Return the listing lines exactly as they appear, starting at the line that contains "Localize all elements." and stopping after the line that contains "toc-leader-dots bbox=[387, 359, 726, 367]".

Labeled region entries:
* * * * * * * * *
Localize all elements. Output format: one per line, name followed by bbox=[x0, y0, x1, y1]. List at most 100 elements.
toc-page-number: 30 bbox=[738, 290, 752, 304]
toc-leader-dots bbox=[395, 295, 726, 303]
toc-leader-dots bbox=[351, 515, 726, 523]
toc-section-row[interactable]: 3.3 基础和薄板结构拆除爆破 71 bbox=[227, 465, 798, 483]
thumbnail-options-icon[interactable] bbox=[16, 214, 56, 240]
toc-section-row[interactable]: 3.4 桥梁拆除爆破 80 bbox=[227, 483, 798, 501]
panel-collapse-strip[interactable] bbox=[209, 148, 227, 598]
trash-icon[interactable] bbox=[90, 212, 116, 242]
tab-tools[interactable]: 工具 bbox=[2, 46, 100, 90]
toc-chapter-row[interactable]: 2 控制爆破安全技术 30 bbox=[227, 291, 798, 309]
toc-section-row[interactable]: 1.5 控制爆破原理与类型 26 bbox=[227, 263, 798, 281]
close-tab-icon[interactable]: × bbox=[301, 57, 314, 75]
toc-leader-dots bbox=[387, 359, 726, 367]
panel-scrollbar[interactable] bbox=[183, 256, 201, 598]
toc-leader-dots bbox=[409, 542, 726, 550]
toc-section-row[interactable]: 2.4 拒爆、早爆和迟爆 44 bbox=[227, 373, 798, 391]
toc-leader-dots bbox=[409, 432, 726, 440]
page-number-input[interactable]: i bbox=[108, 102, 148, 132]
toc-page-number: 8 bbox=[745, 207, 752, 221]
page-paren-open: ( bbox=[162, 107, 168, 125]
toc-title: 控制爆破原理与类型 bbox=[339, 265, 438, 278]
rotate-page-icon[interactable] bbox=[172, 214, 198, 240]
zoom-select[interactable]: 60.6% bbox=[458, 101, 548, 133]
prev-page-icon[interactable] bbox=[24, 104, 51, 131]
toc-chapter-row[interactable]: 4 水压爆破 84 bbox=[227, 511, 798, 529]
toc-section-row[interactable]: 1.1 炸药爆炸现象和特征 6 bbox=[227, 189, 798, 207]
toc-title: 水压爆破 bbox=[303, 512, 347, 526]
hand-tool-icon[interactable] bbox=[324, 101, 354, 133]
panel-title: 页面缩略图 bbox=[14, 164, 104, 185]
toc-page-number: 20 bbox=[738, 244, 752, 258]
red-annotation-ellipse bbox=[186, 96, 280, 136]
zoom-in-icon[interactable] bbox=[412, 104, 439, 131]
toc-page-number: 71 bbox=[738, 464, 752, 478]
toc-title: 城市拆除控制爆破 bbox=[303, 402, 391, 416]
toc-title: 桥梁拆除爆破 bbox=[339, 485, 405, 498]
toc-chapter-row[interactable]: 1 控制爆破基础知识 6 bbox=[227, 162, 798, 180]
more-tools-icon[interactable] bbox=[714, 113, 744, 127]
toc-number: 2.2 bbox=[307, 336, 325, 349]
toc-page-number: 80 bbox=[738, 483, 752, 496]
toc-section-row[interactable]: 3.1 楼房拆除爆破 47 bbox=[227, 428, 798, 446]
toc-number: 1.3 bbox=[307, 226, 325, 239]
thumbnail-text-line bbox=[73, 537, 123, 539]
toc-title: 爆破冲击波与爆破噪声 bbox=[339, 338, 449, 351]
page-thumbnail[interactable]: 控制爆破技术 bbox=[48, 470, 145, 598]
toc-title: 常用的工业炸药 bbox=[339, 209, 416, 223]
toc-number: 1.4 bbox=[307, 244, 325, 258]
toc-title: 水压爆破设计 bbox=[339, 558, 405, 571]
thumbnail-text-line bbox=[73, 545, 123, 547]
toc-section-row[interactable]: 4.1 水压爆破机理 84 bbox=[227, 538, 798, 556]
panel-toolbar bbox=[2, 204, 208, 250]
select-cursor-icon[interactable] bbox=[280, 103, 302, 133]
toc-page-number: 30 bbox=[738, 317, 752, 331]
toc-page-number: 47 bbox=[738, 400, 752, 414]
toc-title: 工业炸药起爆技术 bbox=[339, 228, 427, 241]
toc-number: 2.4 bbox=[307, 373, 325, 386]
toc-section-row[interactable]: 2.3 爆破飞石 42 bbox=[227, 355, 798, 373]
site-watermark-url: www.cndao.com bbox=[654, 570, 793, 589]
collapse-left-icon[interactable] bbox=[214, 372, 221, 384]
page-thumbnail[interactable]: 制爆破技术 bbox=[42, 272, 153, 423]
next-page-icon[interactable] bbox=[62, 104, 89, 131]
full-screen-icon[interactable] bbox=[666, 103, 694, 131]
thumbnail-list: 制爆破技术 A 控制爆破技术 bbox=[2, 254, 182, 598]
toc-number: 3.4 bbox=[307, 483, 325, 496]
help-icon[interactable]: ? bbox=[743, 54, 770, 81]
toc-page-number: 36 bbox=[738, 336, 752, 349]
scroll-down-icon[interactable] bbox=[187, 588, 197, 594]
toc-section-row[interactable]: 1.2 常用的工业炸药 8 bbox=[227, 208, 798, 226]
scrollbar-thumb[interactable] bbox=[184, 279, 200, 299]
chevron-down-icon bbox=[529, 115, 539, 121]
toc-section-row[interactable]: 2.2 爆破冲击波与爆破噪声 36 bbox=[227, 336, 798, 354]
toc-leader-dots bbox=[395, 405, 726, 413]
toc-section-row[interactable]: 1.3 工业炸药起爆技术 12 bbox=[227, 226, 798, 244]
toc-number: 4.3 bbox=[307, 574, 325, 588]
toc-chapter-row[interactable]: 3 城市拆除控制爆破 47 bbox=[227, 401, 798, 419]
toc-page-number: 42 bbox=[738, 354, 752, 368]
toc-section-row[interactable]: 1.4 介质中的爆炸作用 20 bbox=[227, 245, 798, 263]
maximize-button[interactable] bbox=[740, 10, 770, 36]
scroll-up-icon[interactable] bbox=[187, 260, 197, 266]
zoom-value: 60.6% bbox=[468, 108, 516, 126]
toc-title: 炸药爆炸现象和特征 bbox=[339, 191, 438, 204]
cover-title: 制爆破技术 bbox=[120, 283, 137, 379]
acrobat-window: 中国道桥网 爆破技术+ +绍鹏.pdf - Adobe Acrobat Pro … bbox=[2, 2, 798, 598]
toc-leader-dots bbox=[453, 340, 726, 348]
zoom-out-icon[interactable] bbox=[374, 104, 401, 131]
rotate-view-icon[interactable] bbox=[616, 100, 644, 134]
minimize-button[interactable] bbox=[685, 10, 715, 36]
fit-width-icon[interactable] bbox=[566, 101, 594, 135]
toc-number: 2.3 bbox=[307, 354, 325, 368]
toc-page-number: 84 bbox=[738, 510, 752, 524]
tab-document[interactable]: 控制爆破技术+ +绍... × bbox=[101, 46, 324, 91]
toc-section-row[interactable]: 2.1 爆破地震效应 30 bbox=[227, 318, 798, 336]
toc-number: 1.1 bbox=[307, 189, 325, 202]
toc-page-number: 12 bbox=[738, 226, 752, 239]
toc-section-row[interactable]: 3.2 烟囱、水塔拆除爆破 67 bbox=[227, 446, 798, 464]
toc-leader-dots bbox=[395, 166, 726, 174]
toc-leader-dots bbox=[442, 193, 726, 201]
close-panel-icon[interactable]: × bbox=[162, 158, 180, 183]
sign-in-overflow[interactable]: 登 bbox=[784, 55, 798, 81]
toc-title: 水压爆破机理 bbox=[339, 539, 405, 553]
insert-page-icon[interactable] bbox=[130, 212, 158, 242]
* * * * * * * * *
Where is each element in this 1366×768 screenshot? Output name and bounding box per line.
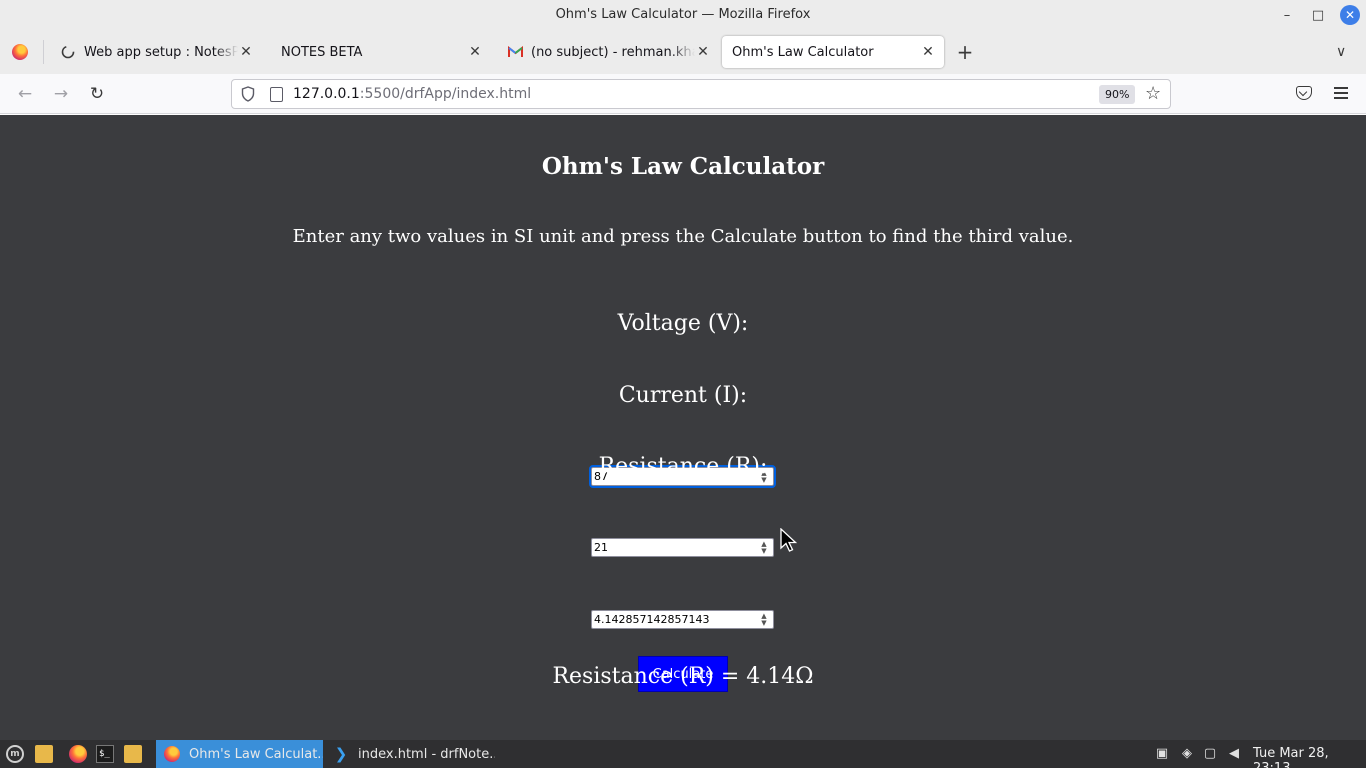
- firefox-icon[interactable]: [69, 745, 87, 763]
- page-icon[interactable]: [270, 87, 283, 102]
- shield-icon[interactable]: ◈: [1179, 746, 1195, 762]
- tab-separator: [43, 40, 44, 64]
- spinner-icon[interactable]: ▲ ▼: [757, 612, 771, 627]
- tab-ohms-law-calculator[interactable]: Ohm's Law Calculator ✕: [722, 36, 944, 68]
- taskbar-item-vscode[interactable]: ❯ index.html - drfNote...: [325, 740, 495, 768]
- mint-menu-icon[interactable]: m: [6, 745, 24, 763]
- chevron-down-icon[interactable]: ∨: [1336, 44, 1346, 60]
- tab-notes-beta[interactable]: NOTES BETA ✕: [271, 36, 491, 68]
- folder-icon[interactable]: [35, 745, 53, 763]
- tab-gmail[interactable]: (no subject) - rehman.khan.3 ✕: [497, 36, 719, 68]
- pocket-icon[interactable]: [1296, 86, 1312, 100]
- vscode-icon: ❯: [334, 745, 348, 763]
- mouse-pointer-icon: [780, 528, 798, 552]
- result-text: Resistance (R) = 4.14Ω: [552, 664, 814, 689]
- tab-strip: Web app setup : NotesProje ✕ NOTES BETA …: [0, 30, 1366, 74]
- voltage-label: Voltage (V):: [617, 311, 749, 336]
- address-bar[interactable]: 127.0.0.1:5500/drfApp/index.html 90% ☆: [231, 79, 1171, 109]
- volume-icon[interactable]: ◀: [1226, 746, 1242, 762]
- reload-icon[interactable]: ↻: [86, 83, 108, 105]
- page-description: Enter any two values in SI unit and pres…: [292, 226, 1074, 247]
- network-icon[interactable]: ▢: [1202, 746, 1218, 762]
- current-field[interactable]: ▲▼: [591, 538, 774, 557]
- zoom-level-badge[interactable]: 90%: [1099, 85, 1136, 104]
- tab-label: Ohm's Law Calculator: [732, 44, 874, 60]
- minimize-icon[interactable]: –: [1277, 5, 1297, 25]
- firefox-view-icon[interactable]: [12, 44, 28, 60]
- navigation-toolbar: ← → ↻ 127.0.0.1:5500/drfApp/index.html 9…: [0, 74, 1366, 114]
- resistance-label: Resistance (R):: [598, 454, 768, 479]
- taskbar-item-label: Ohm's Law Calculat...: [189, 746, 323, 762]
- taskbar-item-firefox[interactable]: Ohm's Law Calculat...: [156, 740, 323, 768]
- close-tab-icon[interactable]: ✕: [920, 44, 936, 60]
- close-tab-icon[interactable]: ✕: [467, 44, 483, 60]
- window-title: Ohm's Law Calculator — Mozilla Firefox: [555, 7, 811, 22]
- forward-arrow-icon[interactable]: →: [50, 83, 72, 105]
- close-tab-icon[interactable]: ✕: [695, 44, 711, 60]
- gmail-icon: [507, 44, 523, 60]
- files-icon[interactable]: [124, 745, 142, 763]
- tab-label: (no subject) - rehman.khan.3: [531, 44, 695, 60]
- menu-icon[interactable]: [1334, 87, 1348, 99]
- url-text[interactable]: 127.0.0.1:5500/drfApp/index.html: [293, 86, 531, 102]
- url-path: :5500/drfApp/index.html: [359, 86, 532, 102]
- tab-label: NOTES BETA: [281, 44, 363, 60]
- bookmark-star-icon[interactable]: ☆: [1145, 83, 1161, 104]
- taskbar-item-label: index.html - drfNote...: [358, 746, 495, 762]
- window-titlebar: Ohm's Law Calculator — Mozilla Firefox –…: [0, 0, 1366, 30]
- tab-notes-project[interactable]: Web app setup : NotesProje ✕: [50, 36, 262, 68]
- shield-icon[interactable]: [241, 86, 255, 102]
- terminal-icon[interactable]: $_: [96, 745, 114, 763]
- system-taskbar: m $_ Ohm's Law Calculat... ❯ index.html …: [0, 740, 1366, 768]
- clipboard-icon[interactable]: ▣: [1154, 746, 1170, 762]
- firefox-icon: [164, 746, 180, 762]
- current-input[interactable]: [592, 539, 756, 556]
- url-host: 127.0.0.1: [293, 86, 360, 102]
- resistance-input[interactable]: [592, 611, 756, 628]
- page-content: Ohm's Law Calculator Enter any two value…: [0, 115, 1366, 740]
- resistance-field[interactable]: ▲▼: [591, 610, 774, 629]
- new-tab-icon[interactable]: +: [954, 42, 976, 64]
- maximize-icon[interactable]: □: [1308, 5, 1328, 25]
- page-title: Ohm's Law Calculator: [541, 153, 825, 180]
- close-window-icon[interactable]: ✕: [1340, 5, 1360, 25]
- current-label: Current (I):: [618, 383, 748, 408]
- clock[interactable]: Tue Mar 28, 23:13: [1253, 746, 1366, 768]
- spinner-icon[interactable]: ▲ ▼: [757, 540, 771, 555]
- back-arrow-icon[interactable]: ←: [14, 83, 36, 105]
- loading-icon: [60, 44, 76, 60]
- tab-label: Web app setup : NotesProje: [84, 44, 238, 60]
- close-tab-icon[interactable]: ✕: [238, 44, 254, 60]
* * * * * * * * *
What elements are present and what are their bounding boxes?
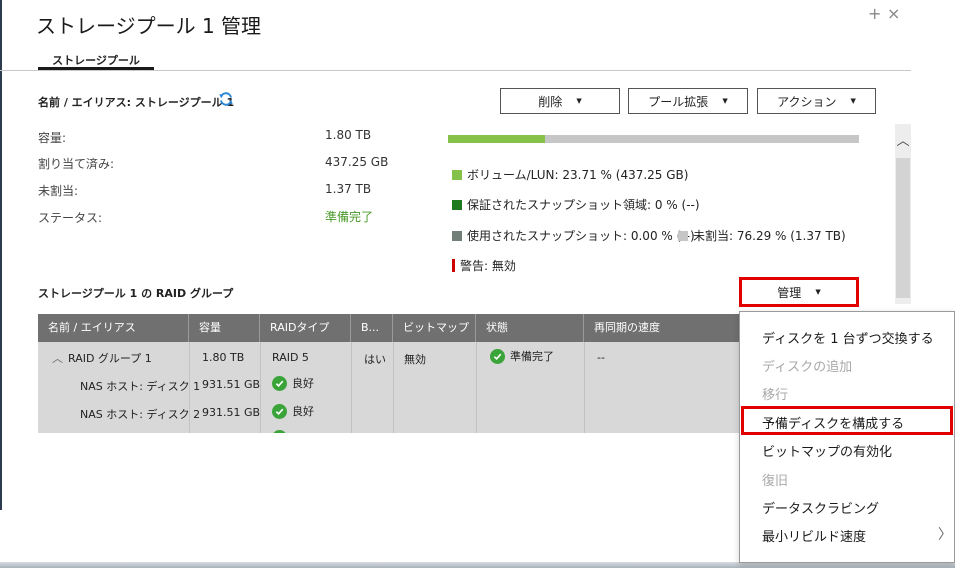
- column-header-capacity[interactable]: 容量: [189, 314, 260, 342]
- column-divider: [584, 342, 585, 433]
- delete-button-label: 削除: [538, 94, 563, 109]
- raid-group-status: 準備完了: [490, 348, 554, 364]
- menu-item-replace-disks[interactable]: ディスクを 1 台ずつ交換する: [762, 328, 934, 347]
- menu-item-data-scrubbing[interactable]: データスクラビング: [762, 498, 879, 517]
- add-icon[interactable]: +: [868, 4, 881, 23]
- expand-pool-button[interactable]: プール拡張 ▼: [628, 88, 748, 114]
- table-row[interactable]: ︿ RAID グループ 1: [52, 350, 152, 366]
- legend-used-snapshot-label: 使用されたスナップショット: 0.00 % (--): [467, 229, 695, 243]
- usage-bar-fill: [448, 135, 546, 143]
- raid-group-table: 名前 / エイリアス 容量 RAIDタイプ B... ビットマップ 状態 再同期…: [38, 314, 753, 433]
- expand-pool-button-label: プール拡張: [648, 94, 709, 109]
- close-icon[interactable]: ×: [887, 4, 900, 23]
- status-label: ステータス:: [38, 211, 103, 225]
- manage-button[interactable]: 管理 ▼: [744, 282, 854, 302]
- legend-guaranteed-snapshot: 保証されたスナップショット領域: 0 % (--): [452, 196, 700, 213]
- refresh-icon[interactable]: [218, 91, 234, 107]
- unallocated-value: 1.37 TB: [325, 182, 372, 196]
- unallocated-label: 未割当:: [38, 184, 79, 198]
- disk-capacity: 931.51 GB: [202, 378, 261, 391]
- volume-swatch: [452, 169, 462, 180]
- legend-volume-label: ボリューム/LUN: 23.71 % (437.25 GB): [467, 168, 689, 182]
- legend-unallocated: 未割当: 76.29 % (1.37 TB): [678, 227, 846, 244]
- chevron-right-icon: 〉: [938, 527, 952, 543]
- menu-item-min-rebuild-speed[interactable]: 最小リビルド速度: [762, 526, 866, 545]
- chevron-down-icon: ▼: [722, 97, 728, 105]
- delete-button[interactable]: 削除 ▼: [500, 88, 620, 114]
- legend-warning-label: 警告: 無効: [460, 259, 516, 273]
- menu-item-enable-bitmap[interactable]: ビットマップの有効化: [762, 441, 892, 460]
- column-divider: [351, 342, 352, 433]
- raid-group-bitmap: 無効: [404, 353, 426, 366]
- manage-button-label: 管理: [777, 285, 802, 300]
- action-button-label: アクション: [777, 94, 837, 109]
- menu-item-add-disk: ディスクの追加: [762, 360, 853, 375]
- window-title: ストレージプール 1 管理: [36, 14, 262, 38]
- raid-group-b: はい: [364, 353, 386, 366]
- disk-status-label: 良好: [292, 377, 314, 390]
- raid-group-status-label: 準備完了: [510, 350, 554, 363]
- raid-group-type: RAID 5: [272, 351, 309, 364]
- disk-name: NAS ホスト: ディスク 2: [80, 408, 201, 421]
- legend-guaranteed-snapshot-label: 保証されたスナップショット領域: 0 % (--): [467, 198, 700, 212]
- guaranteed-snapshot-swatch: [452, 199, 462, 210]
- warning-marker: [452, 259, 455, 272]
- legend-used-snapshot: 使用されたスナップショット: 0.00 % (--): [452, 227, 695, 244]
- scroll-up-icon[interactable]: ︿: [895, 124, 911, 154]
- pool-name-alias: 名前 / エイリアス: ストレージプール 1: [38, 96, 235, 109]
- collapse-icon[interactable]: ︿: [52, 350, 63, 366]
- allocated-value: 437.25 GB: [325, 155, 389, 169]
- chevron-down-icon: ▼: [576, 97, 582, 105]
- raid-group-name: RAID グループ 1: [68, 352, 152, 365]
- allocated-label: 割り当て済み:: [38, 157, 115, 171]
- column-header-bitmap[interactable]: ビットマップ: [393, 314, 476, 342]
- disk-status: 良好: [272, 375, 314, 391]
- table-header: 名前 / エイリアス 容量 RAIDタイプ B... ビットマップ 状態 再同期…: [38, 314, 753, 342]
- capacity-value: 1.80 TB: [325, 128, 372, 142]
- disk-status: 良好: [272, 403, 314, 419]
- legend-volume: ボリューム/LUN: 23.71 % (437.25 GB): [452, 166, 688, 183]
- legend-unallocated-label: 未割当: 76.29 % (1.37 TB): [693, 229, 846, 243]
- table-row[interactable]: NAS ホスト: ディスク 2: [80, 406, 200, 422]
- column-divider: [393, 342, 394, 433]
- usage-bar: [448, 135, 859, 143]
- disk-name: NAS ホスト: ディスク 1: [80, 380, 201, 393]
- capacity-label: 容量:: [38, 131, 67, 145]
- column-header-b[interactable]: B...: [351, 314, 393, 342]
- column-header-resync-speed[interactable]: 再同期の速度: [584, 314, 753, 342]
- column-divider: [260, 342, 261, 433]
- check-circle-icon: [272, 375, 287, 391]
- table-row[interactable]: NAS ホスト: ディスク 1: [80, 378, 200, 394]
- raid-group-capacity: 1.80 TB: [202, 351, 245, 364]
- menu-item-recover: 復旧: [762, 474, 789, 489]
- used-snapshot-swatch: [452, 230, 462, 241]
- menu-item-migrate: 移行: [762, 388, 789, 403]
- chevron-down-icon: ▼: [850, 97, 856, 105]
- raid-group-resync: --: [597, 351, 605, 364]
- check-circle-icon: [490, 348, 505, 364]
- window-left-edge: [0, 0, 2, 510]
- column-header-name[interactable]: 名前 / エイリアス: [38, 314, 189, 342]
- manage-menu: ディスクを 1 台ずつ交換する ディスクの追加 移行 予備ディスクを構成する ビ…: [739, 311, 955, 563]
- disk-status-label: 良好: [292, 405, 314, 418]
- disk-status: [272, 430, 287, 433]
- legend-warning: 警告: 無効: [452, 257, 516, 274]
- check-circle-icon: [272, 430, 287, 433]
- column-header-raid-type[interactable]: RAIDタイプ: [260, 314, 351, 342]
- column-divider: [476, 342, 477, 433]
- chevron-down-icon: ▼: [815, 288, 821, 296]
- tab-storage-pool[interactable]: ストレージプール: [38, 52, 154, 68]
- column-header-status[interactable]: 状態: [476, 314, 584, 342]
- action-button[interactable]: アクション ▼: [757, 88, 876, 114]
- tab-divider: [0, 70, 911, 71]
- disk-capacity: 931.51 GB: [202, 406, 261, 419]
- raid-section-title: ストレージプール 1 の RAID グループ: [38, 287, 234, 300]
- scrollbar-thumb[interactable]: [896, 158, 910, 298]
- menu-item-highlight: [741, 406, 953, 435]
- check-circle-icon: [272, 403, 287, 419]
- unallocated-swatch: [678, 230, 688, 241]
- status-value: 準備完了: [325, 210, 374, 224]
* * * * * * * * *
▶ **Solution**
Localize all elements. Output format: one per line, name followed by bbox=[x0, y0, x1, y1]. List at most 100 elements.
toc-page-number: 30 bbox=[738, 290, 752, 304]
toc-leader-dots bbox=[395, 295, 726, 303]
toc-leader-dots bbox=[351, 515, 726, 523]
toc-section-row[interactable]: 3.3 基础和薄板结构拆除爆破 71 bbox=[227, 465, 798, 483]
thumbnail-options-icon[interactable] bbox=[16, 214, 56, 240]
toc-section-row[interactable]: 3.4 桥梁拆除爆破 80 bbox=[227, 483, 798, 501]
panel-collapse-strip[interactable] bbox=[209, 148, 227, 598]
trash-icon[interactable] bbox=[90, 212, 116, 242]
tab-tools[interactable]: 工具 bbox=[2, 46, 100, 90]
toc-chapter-row[interactable]: 2 控制爆破安全技术 30 bbox=[227, 291, 798, 309]
toc-section-row[interactable]: 1.5 控制爆破原理与类型 26 bbox=[227, 263, 798, 281]
close-tab-icon[interactable]: × bbox=[301, 57, 314, 75]
toc-leader-dots bbox=[387, 359, 726, 367]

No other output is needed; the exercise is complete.